Task. Every line of the records must be repeated exactly; pictures stay out.

Extracted data entries:
━━━━━━━━━━━━━━━━━━━━━━━━━━━━━━

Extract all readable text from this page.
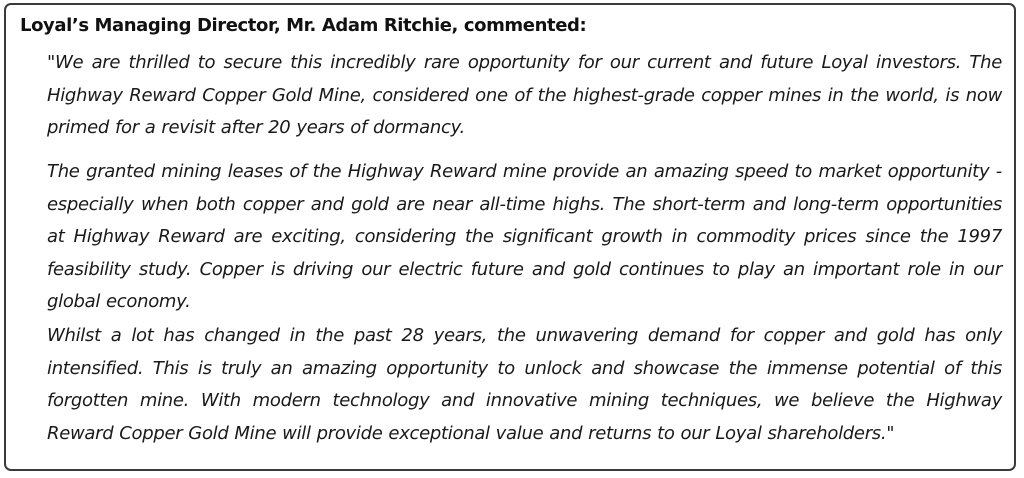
Loyal’s Managing Director, Mr. Adam Ritchie, commented:

"We are thrilled to secure this incredibly rare opportunity for our current and future Loyal investors. The Highway Reward Copper Gold Mine, considered one of the highest-grade copper mines in the world, is now primed for a revisit after 20 years of dormancy.

The granted mining leases of the Highway Reward mine provide an amazing speed to market opportunity - especially when both copper and gold are near all-time highs. The short-term and long-term opportunities at Highway Reward are exciting, considering the significant growth in commodity prices since the 1997 feasibility study. Copper is driving our electric future and gold continues to play an important role in our global economy.

Whilst a lot has changed in the past 28 years, the unwavering demand for copper and gold has only intensified. This is truly an amazing opportunity to unlock and showcase the immense potential of this forgotten mine. With modern technology and innovative mining techniques, we believe the Highway Reward Copper Gold Mine will provide exceptional value and returns to our Loyal shareholders."
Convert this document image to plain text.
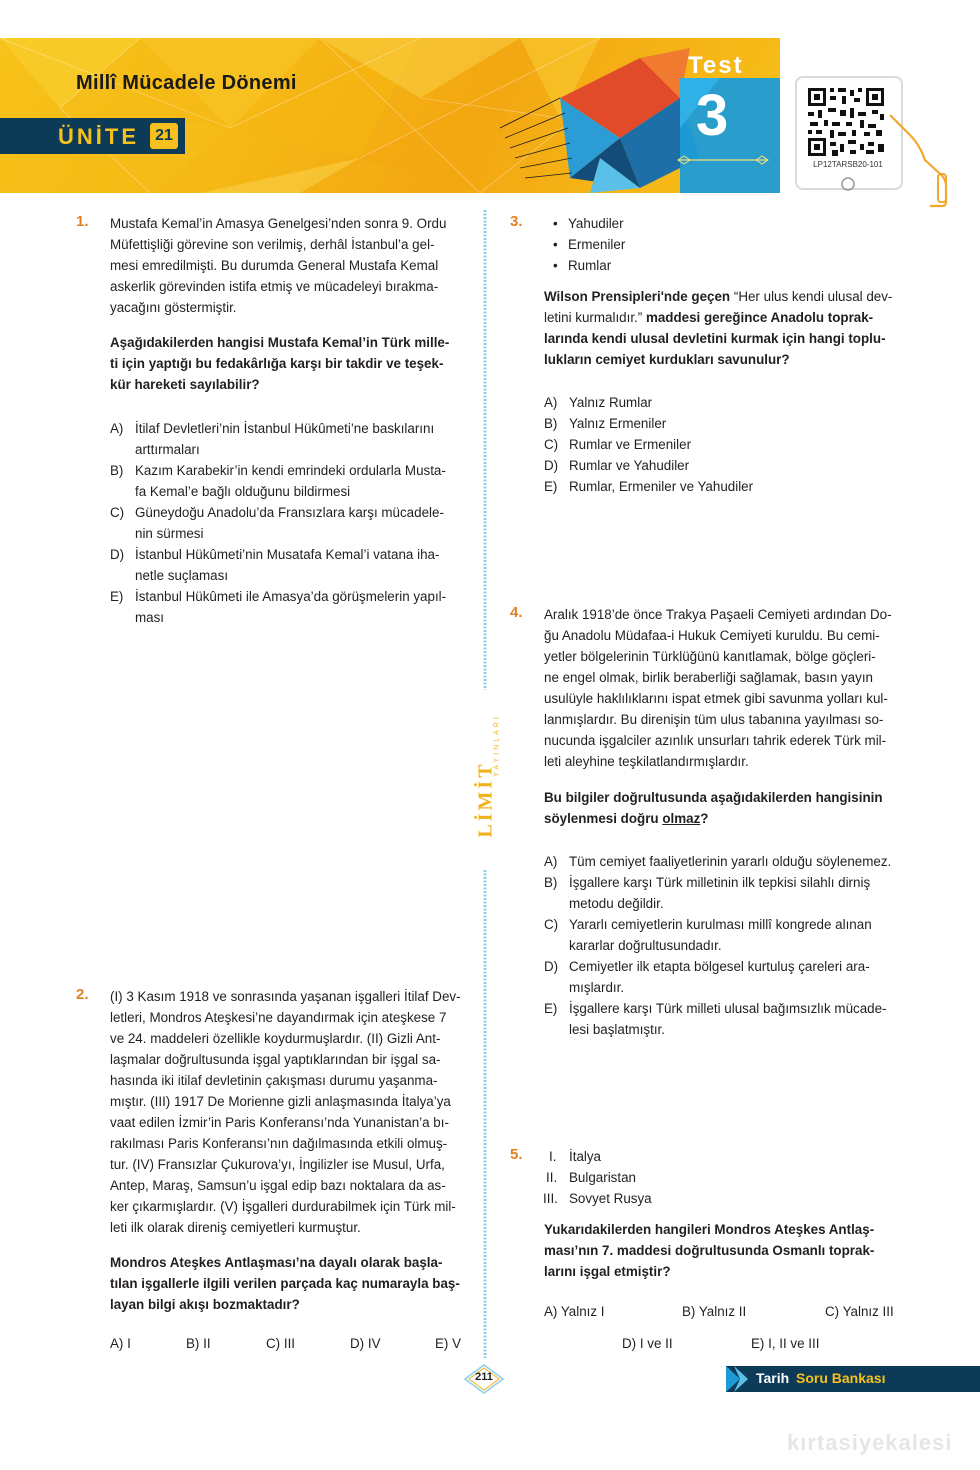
Millî Mücadele Dönemi
ÜNİTE	21
Test
3
LP12TARSB20-101
LİMİT
YAYINLARI
1. Mustafa Kemal’in Amasya Genelgesi’nden sonra 9. Ordu
Müfettişliği görevine son verilmiş, derhâl İstanbul’a gel-
mesi emredilmişti. Bu durumda General Mustafa Kemal
askerlik görevinden istifa etmiş ve mücadeleyi bırakma-
yacağını göstermiştir.
Aşağıdakilerden hangisi Mustafa Kemal’in Türk mille-
ti için yaptığı bu fedakârlığa karşı bir takdir ve teşek-
kür hareketi sayılabilir?
A) İtilaf Devletleri’nin İstanbul Hükûmeti’ne baskılarını
arttırmaları
B) Kazım Karabekir’in kendi emrindeki ordularla Musta-
fa Kemal’e bağlı olduğunu bildirmesi
C) Güneydoğu Anadolu’da Fransızlara karşı mücadele-
nin sürmesi
D) İstanbul Hükûmeti’nin Musatafa Kemal’i vatana iha-
netle suçlaması
E) İstanbul Hükûmeti ile Amasya’da görüşmelerin yapıl-
ması
2. (I) 3 Kasım 1918 ve sonrasında yaşanan işgalleri İtilaf Dev-
letleri, Mondros Ateşkesi’ne dayandırmak için ateşkese 7
ve 24. maddeleri özellikle koydurmuşlardır. (II) Gizli Ant-
laşmalar doğrultusunda işgal yaptıklarından bir işgal sa-
hasında iki itilaf devletinin çakışması durumu yaşanma-
mıştır. (III) 1917 De Morienne gizli anlaşmasında İtalya’ya
vaat edilen İzmir’in Paris Konferansı’nda Yunanistan’a bı-
rakılması Paris Konferansı’nın dağılmasında etkili olmuş-
tur. (IV) Fransızlar Çukurova’yı, İngilizler ise Musul, Urfa,
Antep, Maraş, Samsun’u işgal edip bazı noktalara da as-
ker çıkarmışlardır. (V) İşgalleri durdurabilmek için Türk mil-
leti ilk olarak direniş cemiyetleri kurmuştur.
Mondros Ateşkes Antlaşması’na dayalı olarak başla-
tılan işgallerle ilgili verilen parçada kaç numarayla baş-
layan bilgi akışı bozmaktadır?
A) I	B) II	C) III	D) IV	E) V
3. • Yahudiler
• Ermeniler
• Rumlar
Wilson Prensipleri'nde geçen “Her ulus kendi ulusal dev-
letini kurmalıdır.” maddesi gereğince Anadolu toprak-
larında kendi ulusal devletini kurmak için hangi toplu-
lukların cemiyet kurdukları savunulur?
A) Yalnız Rumlar
B) Yalnız Ermeniler
C) Rumlar ve Ermeniler
D) Rumlar ve Yahudiler
E) Rumlar, Ermeniler ve Yahudiler
4. Aralık 1918’de önce Trakya Paşaeli Cemiyeti ardından Do-
ğu Anadolu Müdafaa-i Hukuk Cemiyeti kuruldu. Bu cemi-
yetler bölgelerinin Türklüğünü kanıtlamak, bölge göçleri-
ne engel olmak, birlik beraberliği sağlamak, basın yayın
usulüyle haklılıklarını ispat etmek gibi savunma yolları kul-
lanmışlardır. Bu direnişin tüm ulus tabanına yayılması so-
nucunda işgalciler azınlık unsurları tahrik ederek Türk mil-
leti aleyhine teşkilatlandırmışlardır.
Bu bilgiler doğrultusunda aşağıdakilerden hangisinin
söylenmesi doğru olmaz?
A) Tüm cemiyet faaliyetlerinin yararlı olduğu söylenemez.
B) İşgallere karşı Türk milletinin ilk tepkisi silahlı dirniş
metodu değildir.
C) Yararlı cemiyetlerin kurulması millî kongrede alınan
kararlar doğrultusundadır.
D) Cemiyetler ilk etapta bölgesel kurtuluş çareleri ara-
mışlardır.
E) İşgallere karşı Türk milleti ulusal bağımsızlık mücade-
lesi başlatmıştır.
5. I. İtalya
II. Bulgaristan
III. Sovyet Rusya
Yukarıdakilerden hangileri Mondros Ateşkes Antlaş-
ması’nın 7. maddesi doğrultusunda Osmanlı toprak-
larını işgal etmiştir?
A) Yalnız I	B) Yalnız II	C) Yalnız III
D) I ve II	E) I, II ve III
211	Tarih Soru Bankası
kırtasiyekalesi
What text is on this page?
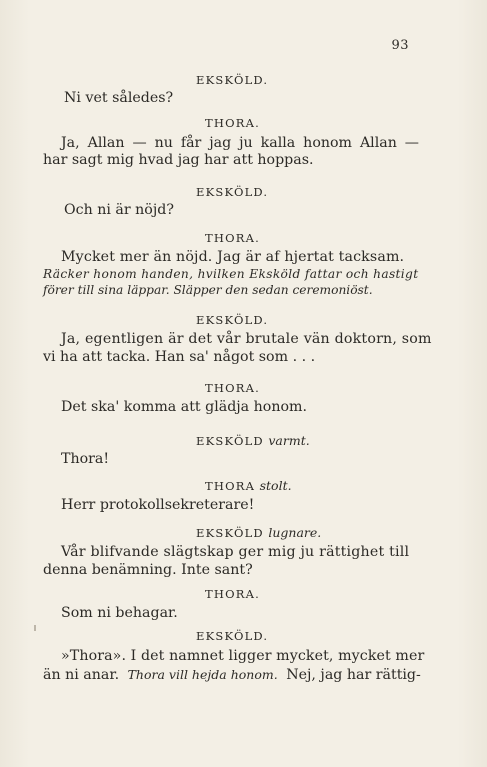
93
EKSKÖLD.
Ni vet således?
THORA.
Ja, Allan — nu får jag ju kalla honom Allan —
har sagt mig hvad jag har att hoppas.
EKSKÖLD.
Och ni är nöjd?
THORA.
Mycket mer än nöjd. Jag är af hjertat tacksam.
Räcker honom handen, hvilken Eksköld fattar och hastigt
förer till sina läppar. Släpper den sedan ceremoniöst.
EKSKÖLD.
Ja, egentligen är det vår brutale vän doktorn, som
vi ha att tacka. Han sa' något som . . .
THORA.
Det ska' komma att glädja honom.
EKSKÖLD varmt.
Thora!
THORA stolt.
Herr protokollsekreterare!
EKSKÖLD lugnare.
Vår blifvande slägtskap ger mig ju rättighet till
denna benämning. Inte sant?
THORA.
Som ni behagar.
EKSKÖLD.
»Thora». I det namnet ligger mycket, mycket mer
än ni anar. Thora vill hejda honom. Nej, jag har rättig-
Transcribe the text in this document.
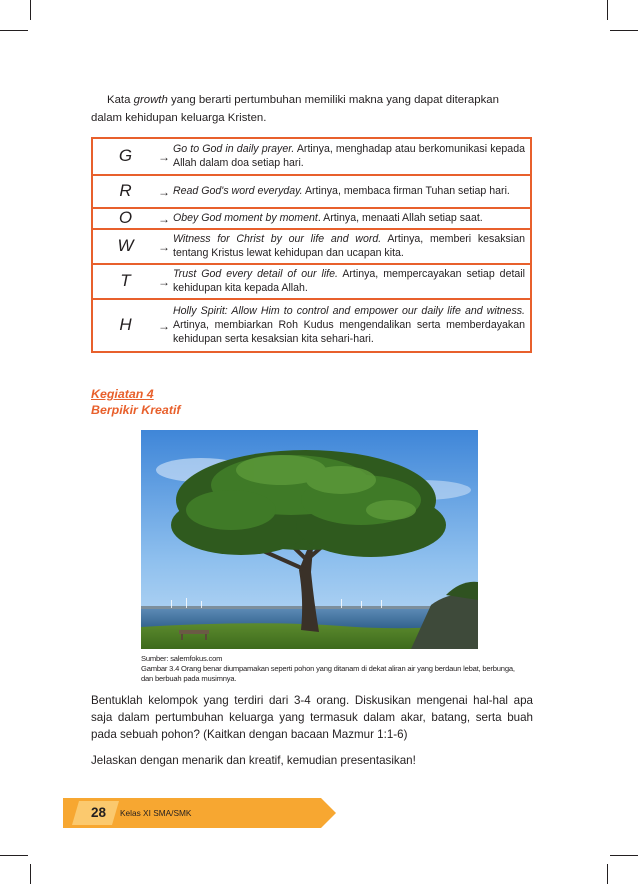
Kata growth yang berarti pertumbuhan memiliki makna yang dapat diterapkan dalam kehidupan keluarga Kristen.

G	→	Go to God in daily prayer. Artinya, menghadap atau berkomunikasi kepada Allah dalam doa setiap hari.
R	→	Read God's word everyday. Artinya, membaca firman Tuhan setiap hari.
O	→	Obey God moment by moment. Artinya, menaati Allah setiap saat.
W	→	Witness for Christ by our life and word. Artinya, memberi kesaksian tentang Kristus lewat kehidupan dan ucapan kita.
T	→	Trust God every detail of our life. Artinya, mempercayakan setiap detail kehidupan kita kepada Allah.
H	→	Holly Spirit: Allow Him to control and empower our daily life and witness. Artinya, membiarkan Roh Kudus mengendalikan serta memberdayakan kehidupan serta kesaksian kita sehari-hari.
Kegiatan 4
Berpikir Kreatif
Sumber: salemfokus.com
Gambar 3.4 Orang benar diumpamakan seperti pohon yang ditanam di dekat aliran air yang berdaun lebat, berbunga, dan berbuah pada musimnya.

Bentuklah kelompok yang terdiri dari 3-4 orang. Diskusikan mengenai hal-hal apa saja dalam pertumbuhan keluarga yang termasuk dalam akar, batang, serta buah pada sebuah pohon? (Kaitkan dengan bacaan Mazmur 1:1-6)

Jelaskan dengan menarik dan kreatif, kemudian presentasikan!

28 Kelas XI SMA/SMK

━━━━━━━━━━━━━━━━━━━━━━━━━━━━━━

The response.
Extract all readable text from this page.
Loyal’s Managing Director, Mr. Adam Ritchie, commented:

"We are thrilled to secure this incredibly rare opportunity for our current and future Loyal investors. The Highway Reward Copper Gold Mine, considered one of the highest-grade copper mines in the world, is now primed for a revisit after 20 years of dormancy.

The granted mining leases of the Highway Reward mine provide an amazing speed to market opportunity - especially when both copper and gold are near all-time highs. The short-term and long-term opportunities at Highway Reward are exciting, considering the significant growth in commodity prices since the 1997 feasibility study. Copper is driving our electric future and gold continues to play an important role in our global economy.

Whilst a lot has changed in the past 28 years, the unwavering demand for copper and gold has only intensified. This is truly an amazing opportunity to unlock and showcase the immense potential of this forgotten mine. With modern technology and innovative mining techniques, we believe the Highway Reward Copper Gold Mine will provide exceptional value and returns to our Loyal shareholders."
Convert this document image to plain text.
Millî Mücadele Dönemi
ÜNİTE	21
Test
3
LP12TARSB20-101
LİMİT
YAYINLARI
1. Mustafa Kemal’in Amasya Genelgesi’nden sonra 9. Ordu
Müfettişliği görevine son verilmiş, derhâl İstanbul’a gel-
mesi emredilmişti. Bu durumda General Mustafa Kemal
askerlik görevinden istifa etmiş ve mücadeleyi bırakma-
yacağını göstermiştir.
Aşağıdakilerden hangisi Mustafa Kemal’in Türk mille-
ti için yaptığı bu fedakârlığa karşı bir takdir ve teşek-
kür hareketi sayılabilir?
A) İtilaf Devletleri’nin İstanbul Hükûmeti’ne baskılarını
arttırmaları
B) Kazım Karabekir’in kendi emrindeki ordularla Musta-
fa Kemal’e bağlı olduğunu bildirmesi
C) Güneydoğu Anadolu’da Fransızlara karşı mücadele-
nin sürmesi
D) İstanbul Hükûmeti’nin Musatafa Kemal’i vatana iha-
netle suçlaması
E) İstanbul Hükûmeti ile Amasya’da görüşmelerin yapıl-
ması
2. (I) 3 Kasım 1918 ve sonrasında yaşanan işgalleri İtilaf Dev-
letleri, Mondros Ateşkesi’ne dayandırmak için ateşkese 7
ve 24. maddeleri özellikle koydurmuşlardır. (II) Gizli Ant-
laşmalar doğrultusunda işgal yaptıklarından bir işgal sa-
hasında iki itilaf devletinin çakışması durumu yaşanma-
mıştır. (III) 1917 De Morienne gizli anlaşmasında İtalya’ya
vaat edilen İzmir’in Paris Konferansı’nda Yunanistan’a bı-
rakılması Paris Konferansı’nın dağılmasında etkili olmuş-
tur. (IV) Fransızlar Çukurova’yı, İngilizler ise Musul, Urfa,
Antep, Maraş, Samsun’u işgal edip bazı noktalara da as-
ker çıkarmışlardır. (V) İşgalleri durdurabilmek için Türk mil-
leti ilk olarak direniş cemiyetleri kurmuştur.
Mondros Ateşkes Antlaşması’na dayalı olarak başla-
tılan işgallerle ilgili verilen parçada kaç numarayla baş-
layan bilgi akışı bozmaktadır?
A) I	B) II	C) III	D) IV	E) V
3. • Yahudiler
• Ermeniler
• Rumlar
Wilson Prensipleri'nde geçen “Her ulus kendi ulusal dev-
letini kurmalıdır.” maddesi gereğince Anadolu toprak-
larında kendi ulusal devletini kurmak için hangi toplu-
lukların cemiyet kurdukları savunulur?
A) Yalnız Rumlar
B) Yalnız Ermeniler
C) Rumlar ve Ermeniler
D) Rumlar ve Yahudiler
E) Rumlar, Ermeniler ve Yahudiler
4. Aralık 1918’de önce Trakya Paşaeli Cemiyeti ardından Do-
ğu Anadolu Müdafaa-i Hukuk Cemiyeti kuruldu. Bu cemi-
yetler bölgelerinin Türklüğünü kanıtlamak, bölge göçleri-
ne engel olmak, birlik beraberliği sağlamak, basın yayın
usulüyle haklılıklarını ispat etmek gibi savunma yolları kul-
lanmışlardır. Bu direnişin tüm ulus tabanına yayılması so-
nucunda işgalciler azınlık unsurları tahrik ederek Türk mil-
leti aleyhine teşkilatlandırmışlardır.
Bu bilgiler doğrultusunda aşağıdakilerden hangisinin
söylenmesi doğru olmaz?
A) Tüm cemiyet faaliyetlerinin yararlı olduğu söylenemez.
B) İşgallere karşı Türk milletinin ilk tepkisi silahlı dirniş
metodu değildir.
C) Yararlı cemiyetlerin kurulması millî kongrede alınan
kararlar doğrultusundadır.
D) Cemiyetler ilk etapta bölgesel kurtuluş çareleri ara-
mışlardır.
E) İşgallere karşı Türk milleti ulusal bağımsızlık mücade-
lesi başlatmıştır.
5. I. İtalya
II. Bulgaristan
III. Sovyet Rusya
Yukarıdakilerden hangileri Mondros Ateşkes Antlaş-
ması’nın 7. maddesi doğrultusunda Osmanlı toprak-
larını işgal etmiştir?
A) Yalnız I	B) Yalnız II	C) Yalnız III
D) I ve II	E) I, II ve III
211	Tarih Soru Bankası
kırtasiyekalesi
What text is on this page?
93
EKSKÖLD.
Ni vet således?
THORA.
Ja, Allan — nu får jag ju kalla honom Allan —
har sagt mig hvad jag har att hoppas.
EKSKÖLD.
Och ni är nöjd?
THORA.
Mycket mer än nöjd. Jag är af hjertat tacksam.
Räcker honom handen, hvilken Eksköld fattar och hastigt
förer till sina läppar. Släpper den sedan ceremoniöst.
EKSKÖLD.
Ja, egentligen är det vår brutale vän doktorn, som
vi ha att tacka. Han sa' något som . . .
THORA.
Det ska' komma att glädja honom.
EKSKÖLD varmt.
Thora!
THORA stolt.
Herr protokollsekreterare!
EKSKÖLD lugnare.
Vår blifvande slägtskap ger mig ju rättighet till
denna benämning. Inte sant?
THORA.
Som ni behagar.
EKSKÖLD.
»Thora». I det namnet ligger mycket, mycket mer
än ni anar. Thora vill hejda honom. Nej, jag har rättig-
Transcribe the text in this document.
Kata growth yang berarti pertumbuhan memiliki makna yang dapat diterapkan dalam kehidupan keluarga Kristen.

G	→	Go to God in daily prayer. Artinya, menghadap atau berkomunikasi kepada Allah dalam doa setiap hari.
R	→	Read God's word everyday. Artinya, membaca firman Tuhan setiap hari.
O	→	Obey God moment by moment. Artinya, menaati Allah setiap saat.
W	→	Witness for Christ by our life and word. Artinya, memberi kesaksian tentang Kristus lewat kehidupan dan ucapan kita.
T	→	Trust God every detail of our life. Artinya, mempercayakan setiap detail kehidupan kita kepada Allah.
H	→	Holly Spirit: Allow Him to control and empower our daily life and witness. Artinya, membiarkan Roh Kudus mengendalikan serta memberdayakan kehidupan serta kesaksian kita sehari-hari.
Kegiatan 4
Berpikir Kreatif
Sumber: salemfokus.com
Gambar 3.4 Orang benar diumpamakan seperti pohon yang ditanam di dekat aliran air yang berdaun lebat, berbunga, dan berbuah pada musimnya.

Bentuklah kelompok yang terdiri dari 3-4 orang. Diskusikan mengenai hal-hal apa saja dalam pertumbuhan keluarga yang termasuk dalam akar, batang, serta buah pada sebuah pohon? (Kaitkan dengan bacaan Mazmur 1:1-6)

Jelaskan dengan menarik dan kreatif, kemudian presentasikan!

28 Kelas XI SMA/SMK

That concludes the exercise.